- _TASK PROMPT_
Can you rewrite the material below, from its start up to and including the line with "city-dropdown-value: ראשון לציון: [582, 152, 639, 166]", so that "tempo" becomes "time" and everything else stays unchanged?

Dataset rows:

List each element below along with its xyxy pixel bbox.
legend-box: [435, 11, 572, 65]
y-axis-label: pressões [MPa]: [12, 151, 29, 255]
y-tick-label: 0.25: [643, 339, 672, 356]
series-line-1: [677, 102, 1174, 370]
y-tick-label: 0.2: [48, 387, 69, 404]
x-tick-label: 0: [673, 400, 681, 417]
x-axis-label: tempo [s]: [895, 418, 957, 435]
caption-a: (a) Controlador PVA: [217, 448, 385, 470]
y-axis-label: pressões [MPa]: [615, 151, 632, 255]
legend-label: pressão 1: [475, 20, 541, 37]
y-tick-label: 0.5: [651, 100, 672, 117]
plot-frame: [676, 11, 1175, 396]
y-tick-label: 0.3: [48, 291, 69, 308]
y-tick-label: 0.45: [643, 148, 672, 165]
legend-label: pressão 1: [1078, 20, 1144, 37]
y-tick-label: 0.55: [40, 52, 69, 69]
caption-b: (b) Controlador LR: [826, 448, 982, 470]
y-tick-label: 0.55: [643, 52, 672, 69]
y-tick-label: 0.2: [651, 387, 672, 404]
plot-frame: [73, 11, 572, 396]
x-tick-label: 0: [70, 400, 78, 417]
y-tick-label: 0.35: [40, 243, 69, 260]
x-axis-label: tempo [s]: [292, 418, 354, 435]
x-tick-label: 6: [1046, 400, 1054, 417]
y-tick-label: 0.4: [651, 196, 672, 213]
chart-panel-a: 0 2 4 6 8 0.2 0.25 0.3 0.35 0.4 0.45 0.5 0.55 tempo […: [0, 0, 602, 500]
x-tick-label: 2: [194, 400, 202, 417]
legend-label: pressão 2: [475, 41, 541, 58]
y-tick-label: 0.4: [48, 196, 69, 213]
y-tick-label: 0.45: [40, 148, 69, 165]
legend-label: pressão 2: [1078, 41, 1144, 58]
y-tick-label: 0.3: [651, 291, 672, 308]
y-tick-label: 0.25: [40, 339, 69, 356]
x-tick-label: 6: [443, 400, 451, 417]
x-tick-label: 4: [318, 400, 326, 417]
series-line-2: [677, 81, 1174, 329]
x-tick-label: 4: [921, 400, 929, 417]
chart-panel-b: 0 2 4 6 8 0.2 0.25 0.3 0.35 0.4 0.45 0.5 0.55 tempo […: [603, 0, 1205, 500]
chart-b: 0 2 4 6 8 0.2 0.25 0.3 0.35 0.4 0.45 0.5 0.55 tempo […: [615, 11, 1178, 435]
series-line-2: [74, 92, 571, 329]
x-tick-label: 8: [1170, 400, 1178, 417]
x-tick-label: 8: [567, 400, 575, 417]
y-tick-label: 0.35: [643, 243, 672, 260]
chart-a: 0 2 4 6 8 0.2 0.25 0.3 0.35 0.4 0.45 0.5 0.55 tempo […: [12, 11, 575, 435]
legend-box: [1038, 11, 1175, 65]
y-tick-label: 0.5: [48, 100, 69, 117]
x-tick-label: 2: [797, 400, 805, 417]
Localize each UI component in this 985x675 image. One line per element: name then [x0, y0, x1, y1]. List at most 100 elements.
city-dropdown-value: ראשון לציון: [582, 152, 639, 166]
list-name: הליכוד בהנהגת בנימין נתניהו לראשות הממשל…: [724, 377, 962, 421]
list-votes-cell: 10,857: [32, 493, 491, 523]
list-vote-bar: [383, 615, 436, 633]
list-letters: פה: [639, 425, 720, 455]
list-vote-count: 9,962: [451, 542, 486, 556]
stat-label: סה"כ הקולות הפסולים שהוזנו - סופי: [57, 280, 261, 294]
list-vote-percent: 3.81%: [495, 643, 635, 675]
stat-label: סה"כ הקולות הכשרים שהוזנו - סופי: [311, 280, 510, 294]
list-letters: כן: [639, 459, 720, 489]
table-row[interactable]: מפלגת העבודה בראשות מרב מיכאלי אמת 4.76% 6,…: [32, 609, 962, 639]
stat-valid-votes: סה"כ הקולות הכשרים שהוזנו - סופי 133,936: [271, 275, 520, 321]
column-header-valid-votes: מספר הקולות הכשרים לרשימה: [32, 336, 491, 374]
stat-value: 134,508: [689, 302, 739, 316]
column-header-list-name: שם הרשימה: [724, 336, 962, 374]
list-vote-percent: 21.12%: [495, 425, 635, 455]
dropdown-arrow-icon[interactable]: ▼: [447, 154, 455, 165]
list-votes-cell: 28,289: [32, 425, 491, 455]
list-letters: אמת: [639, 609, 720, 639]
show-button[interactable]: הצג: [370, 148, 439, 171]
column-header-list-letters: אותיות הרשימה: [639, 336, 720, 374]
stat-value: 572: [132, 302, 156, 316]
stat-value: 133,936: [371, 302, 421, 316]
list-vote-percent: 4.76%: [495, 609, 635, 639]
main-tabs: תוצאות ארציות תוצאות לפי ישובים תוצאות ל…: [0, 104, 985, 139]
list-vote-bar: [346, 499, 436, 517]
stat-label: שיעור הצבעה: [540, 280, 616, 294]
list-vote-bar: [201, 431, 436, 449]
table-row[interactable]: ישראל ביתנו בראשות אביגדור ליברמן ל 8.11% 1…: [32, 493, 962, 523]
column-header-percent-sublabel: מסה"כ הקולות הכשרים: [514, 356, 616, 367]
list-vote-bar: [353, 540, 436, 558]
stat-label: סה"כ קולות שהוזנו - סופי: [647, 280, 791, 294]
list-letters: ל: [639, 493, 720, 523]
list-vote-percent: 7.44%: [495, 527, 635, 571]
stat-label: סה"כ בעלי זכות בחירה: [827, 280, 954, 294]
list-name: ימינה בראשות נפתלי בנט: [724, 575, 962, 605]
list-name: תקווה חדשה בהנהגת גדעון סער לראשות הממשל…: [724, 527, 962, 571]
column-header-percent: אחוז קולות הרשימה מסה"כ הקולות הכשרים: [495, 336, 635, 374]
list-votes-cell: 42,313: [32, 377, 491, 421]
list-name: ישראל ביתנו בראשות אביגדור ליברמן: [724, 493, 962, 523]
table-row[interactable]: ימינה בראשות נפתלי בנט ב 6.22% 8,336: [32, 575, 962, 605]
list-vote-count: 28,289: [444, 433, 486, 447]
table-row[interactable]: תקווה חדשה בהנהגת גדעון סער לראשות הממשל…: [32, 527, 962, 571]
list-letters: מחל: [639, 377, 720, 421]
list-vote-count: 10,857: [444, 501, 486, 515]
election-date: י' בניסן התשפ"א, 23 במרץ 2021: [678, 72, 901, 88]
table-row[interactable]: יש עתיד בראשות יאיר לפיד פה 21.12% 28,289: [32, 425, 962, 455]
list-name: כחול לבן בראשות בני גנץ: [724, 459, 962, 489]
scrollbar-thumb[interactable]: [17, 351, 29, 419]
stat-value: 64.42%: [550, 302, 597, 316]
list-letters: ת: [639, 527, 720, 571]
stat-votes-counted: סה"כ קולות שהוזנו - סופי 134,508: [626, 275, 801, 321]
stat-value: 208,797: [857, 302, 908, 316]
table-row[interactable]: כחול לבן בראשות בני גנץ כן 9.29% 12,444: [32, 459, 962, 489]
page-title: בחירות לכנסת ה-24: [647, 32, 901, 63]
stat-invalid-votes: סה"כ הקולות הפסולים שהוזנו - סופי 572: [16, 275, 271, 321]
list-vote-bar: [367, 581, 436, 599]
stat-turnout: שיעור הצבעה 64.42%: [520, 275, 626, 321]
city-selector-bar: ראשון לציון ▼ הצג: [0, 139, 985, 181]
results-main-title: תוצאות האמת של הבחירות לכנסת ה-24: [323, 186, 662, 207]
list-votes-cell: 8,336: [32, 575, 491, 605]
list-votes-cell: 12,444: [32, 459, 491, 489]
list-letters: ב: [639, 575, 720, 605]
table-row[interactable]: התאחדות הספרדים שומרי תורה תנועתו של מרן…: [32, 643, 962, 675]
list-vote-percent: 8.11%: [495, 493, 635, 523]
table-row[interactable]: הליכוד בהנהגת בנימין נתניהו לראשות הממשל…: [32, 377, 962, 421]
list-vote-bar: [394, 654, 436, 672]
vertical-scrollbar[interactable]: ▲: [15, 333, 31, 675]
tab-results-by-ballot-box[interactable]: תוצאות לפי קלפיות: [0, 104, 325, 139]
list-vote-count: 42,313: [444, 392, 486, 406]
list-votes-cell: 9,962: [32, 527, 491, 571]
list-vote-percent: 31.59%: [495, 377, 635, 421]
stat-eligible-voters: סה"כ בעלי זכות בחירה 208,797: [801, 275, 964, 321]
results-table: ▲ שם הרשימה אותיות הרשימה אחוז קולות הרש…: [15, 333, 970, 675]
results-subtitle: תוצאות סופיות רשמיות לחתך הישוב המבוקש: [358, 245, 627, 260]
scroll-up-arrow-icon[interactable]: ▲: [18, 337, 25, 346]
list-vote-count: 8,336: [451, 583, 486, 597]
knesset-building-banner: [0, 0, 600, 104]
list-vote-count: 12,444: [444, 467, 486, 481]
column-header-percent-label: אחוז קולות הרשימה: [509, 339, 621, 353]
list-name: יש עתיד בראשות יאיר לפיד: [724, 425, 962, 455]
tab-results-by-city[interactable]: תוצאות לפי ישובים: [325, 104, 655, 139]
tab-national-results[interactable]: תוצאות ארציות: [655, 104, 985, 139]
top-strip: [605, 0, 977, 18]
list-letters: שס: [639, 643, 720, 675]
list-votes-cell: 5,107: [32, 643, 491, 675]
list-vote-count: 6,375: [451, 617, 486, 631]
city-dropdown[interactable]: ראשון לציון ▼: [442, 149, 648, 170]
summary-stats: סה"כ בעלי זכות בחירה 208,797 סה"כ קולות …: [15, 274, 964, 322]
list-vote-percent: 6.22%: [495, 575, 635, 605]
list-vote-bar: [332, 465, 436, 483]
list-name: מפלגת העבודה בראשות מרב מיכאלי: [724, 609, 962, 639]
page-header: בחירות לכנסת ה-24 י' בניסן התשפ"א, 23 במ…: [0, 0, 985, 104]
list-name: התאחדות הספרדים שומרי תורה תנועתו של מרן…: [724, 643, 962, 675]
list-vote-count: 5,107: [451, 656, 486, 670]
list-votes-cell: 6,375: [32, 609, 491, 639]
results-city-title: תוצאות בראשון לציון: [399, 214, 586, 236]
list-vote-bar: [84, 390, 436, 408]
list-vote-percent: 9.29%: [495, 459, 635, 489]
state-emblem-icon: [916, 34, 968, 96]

- _ANSWER IN FULL_
List each element below along with its xyxy pixel bbox.
legend-box: [435, 11, 572, 65]
y-axis-label: pressões [MPa]: [12, 151, 29, 255]
y-tick-label: 0.25: [643, 339, 672, 356]
series-line-1: [677, 102, 1174, 370]
y-tick-label: 0.2: [48, 387, 69, 404]
x-tick-label: 0: [673, 400, 681, 417]
x-axis-label: time [s]: [895, 418, 957, 435]
caption-a: (a) Controlador PVA: [217, 448, 385, 470]
y-axis-label: pressões [MPa]: [615, 151, 632, 255]
legend-label: pressão 1: [475, 20, 541, 37]
y-tick-label: 0.5: [651, 100, 672, 117]
plot-frame: [676, 11, 1175, 396]
y-tick-label: 0.3: [48, 291, 69, 308]
y-tick-label: 0.45: [643, 148, 672, 165]
legend-label: pressão 1: [1078, 20, 1144, 37]
y-tick-label: 0.55: [40, 52, 69, 69]
caption-b: (b) Controlador LR: [826, 448, 982, 470]
y-tick-label: 0.55: [643, 52, 672, 69]
y-tick-label: 0.2: [651, 387, 672, 404]
plot-frame: [73, 11, 572, 396]
x-tick-label: 0: [70, 400, 78, 417]
y-tick-label: 0.35: [40, 243, 69, 260]
x-axis-label: time [s]: [292, 418, 354, 435]
x-tick-label: 6: [1046, 400, 1054, 417]
y-tick-label: 0.4: [651, 196, 672, 213]
chart-panel-a: 0 2 4 6 8 0.2 0.25 0.3 0.35 0.4 0.45 0.5 0.55 time […: [0, 0, 602, 500]
x-tick-label: 2: [194, 400, 202, 417]
legend-label: pressão 2: [475, 41, 541, 58]
y-tick-label: 0.4: [48, 196, 69, 213]
y-tick-label: 0.45: [40, 148, 69, 165]
legend-label: pressão 2: [1078, 41, 1144, 58]
y-tick-label: 0.3: [651, 291, 672, 308]
y-tick-label: 0.25: [40, 339, 69, 356]
x-tick-label: 6: [443, 400, 451, 417]
x-tick-label: 4: [318, 400, 326, 417]
series-line-2: [677, 81, 1174, 329]
x-tick-label: 4: [921, 400, 929, 417]
chart-panel-b: 0 2 4 6 8 0.2 0.25 0.3 0.35 0.4 0.45 0.5 0.55 time […: [603, 0, 1205, 500]
chart-b: 0 2 4 6 8 0.2 0.25 0.3 0.35 0.4 0.45 0.5 0.55 time […: [615, 11, 1178, 435]
series-line-2: [74, 92, 571, 329]
x-tick-label: 8: [1170, 400, 1178, 417]
x-tick-label: 8: [567, 400, 575, 417]
y-tick-label: 0.35: [643, 243, 672, 260]
chart-a: 0 2 4 6 8 0.2 0.25 0.3 0.35 0.4 0.45 0.5 0.55 time […: [12, 11, 575, 435]
legend-box: [1038, 11, 1175, 65]
y-tick-label: 0.5: [48, 100, 69, 117]
x-tick-label: 2: [797, 400, 805, 417]
Localize each UI component in this 985x675 image. One line per element: name then [x0, y0, x1, y1]. List at most 100 elements.
city-dropdown-value: ראשון לציון: [582, 152, 639, 166]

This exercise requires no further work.